Aim of the task: Each line of the data that includes the string "this" is to be copied out.

Entries shown:
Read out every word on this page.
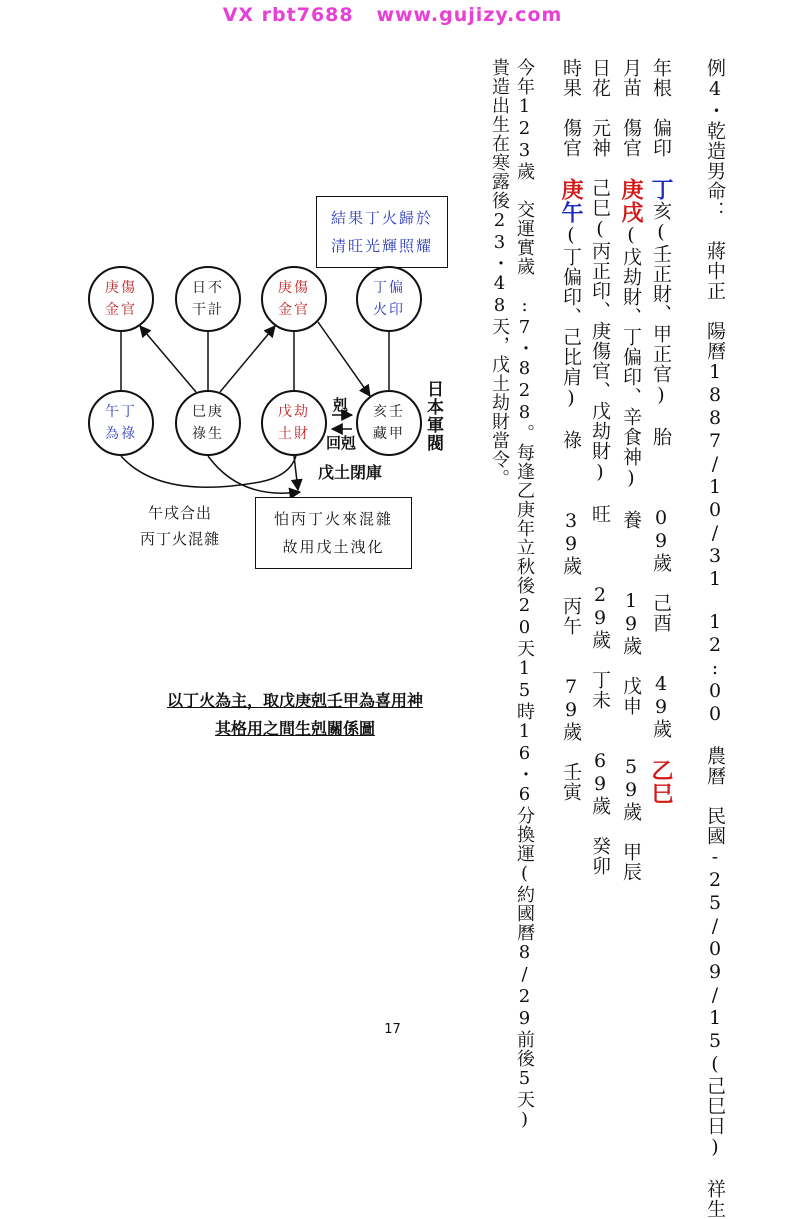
VX rbt7688   www.gujizy.com
例4・乾造男命：　蔣中正　陽曆1887/10/31　12:00　農曆　民國-25/09/15(己巳日)　祥生
年根　偏印　丁亥(壬正財、甲正官)　胎　　　09歲　己酉　　49歲　乙巳
月苗　傷官　庚戌(戊劫財、丁偏印、辛食神)　養　　　19歲　戊申　　59歲　甲辰
日花　元神　己巳(丙正印、庚傷官、戊劫財)　旺　　　29歲　丁未　　69歲　癸卯
時果　傷官　庚午(丁偏印、己比肩)　祿　　　39歲　丙午　　79歲　壬寅
今年123歲　交運實歲　:7・828。每逢乙庚年立秋後20天15時16・6分換運(約國曆8/29前後5天)
貴造出生在寒露後23・48天，戊土劫財當令。
結果丁火歸於
清旺光輝照耀
庚傷
金官
日不
干計
庚傷
金官
丁偏
火印
午丁
為祿
巳庚
祿生
戊劫
土財
亥壬
藏甲
剋
回剋
戊土閉庫
日本軍閥
午戌合出
丙丁火混雜
怕丙丁火來混雜
故用戊土洩化
以丁火為主，取戊庚剋壬甲為喜用神
其格用之間生剋關係圖
17
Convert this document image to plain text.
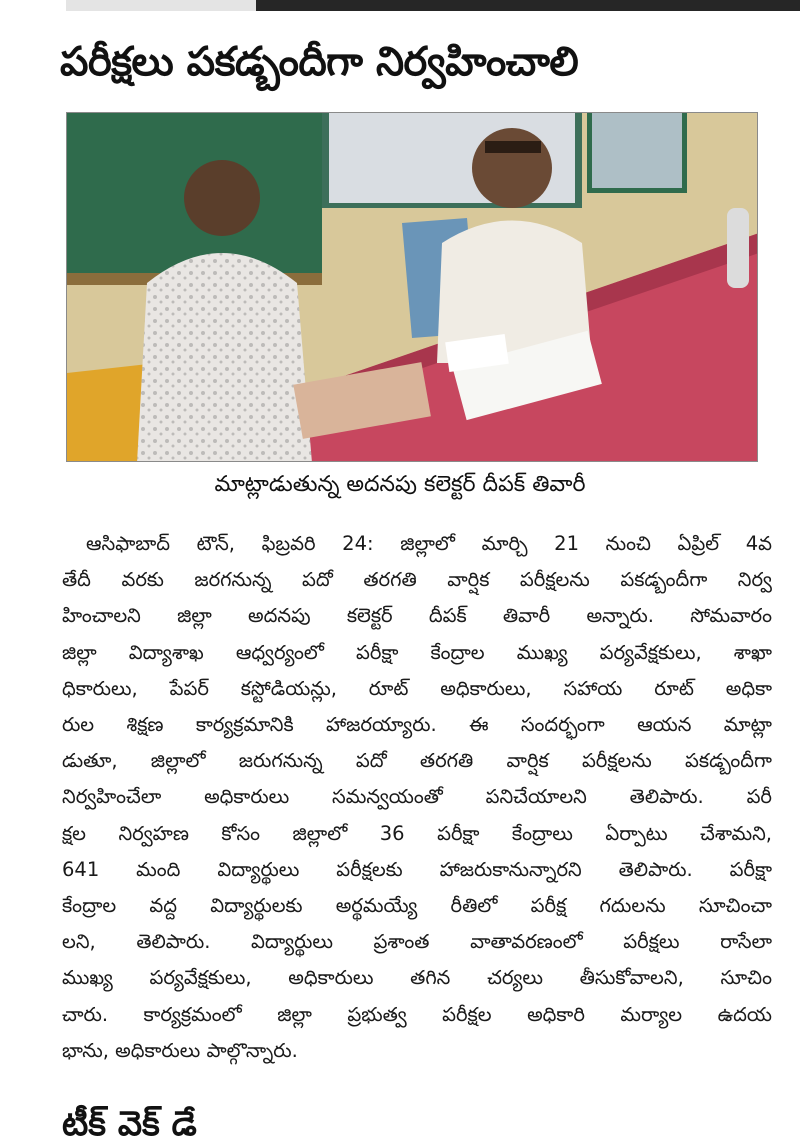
పరీక్షలు పకడ్బందీగా నిర్వహించాలి
మాట్లాడుతున్న అదనపు కలెక్టర్ దీపక్ తివారీ
ఆసిఫాబాద్ టౌన్, ఫిబ్రవరి 24: జిల్లాలో మార్చి 21 నుంచి ఏప్రిల్ 4వ
తేదీ వరకు జరగనున్న పదో తరగతి వార్షిక పరీక్షలను పకడ్బందీగా నిర్వ
హించాలని జిల్లా అదనపు కలెక్టర్ దీపక్ తివారీ అన్నారు. సోమవారం
జిల్లా విద్యాశాఖ ఆధ్వర్యంలో పరీక్షా కేంద్రాల ముఖ్య పర్యవేక్షకులు, శాఖా
ధికారులు, పేపర్ కస్టోడియన్లు, రూట్ అధికారులు, సహాయ రూట్ అధికా
రుల శిక్షణ కార్యక్రమానికి హాజరయ్యారు. ఈ సందర్భంగా ఆయన మాట్లా
డుతూ, జిల్లాలో జరుగనున్న పదో తరగతి వార్షిక పరీక్షలను పకడ్బందీగా
నిర్వహించేలా అధికారులు సమన్వయంతో పనిచేయాలని తెలిపారు. పరీ
క్షల నిర్వహణ కోసం జిల్లాలో 36 పరీక్షా కేంద్రాలు ఏర్పాటు చేశామని,
641 మంది విద్యార్థులు పరీక్షలకు హాజరుకానున్నారని తెలిపారు. పరీక్షా
కేంద్రాల వద్ద విద్యార్థులకు అర్థమయ్యే రీతిలో పరీక్ష గదులను సూచించా
లని, తెలిపారు. విద్యార్థులు ప్రశాంత వాతావరణంలో పరీక్షలు రాసేలా
ముఖ్య పర్యవేక్షకులు, అధికారులు తగిన చర్యలు తీసుకోవాలని, సూచిం
చారు. కార్యక్రమంలో జిల్లా ప్రభుత్వ పరీక్షల అధికారి మర్యాల ఉదయ
భాను, అధికారులు పాల్గొన్నారు.
టీక్ వెక్ డే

Final result:
Read out every word on this page.
Convert this document image to plain text.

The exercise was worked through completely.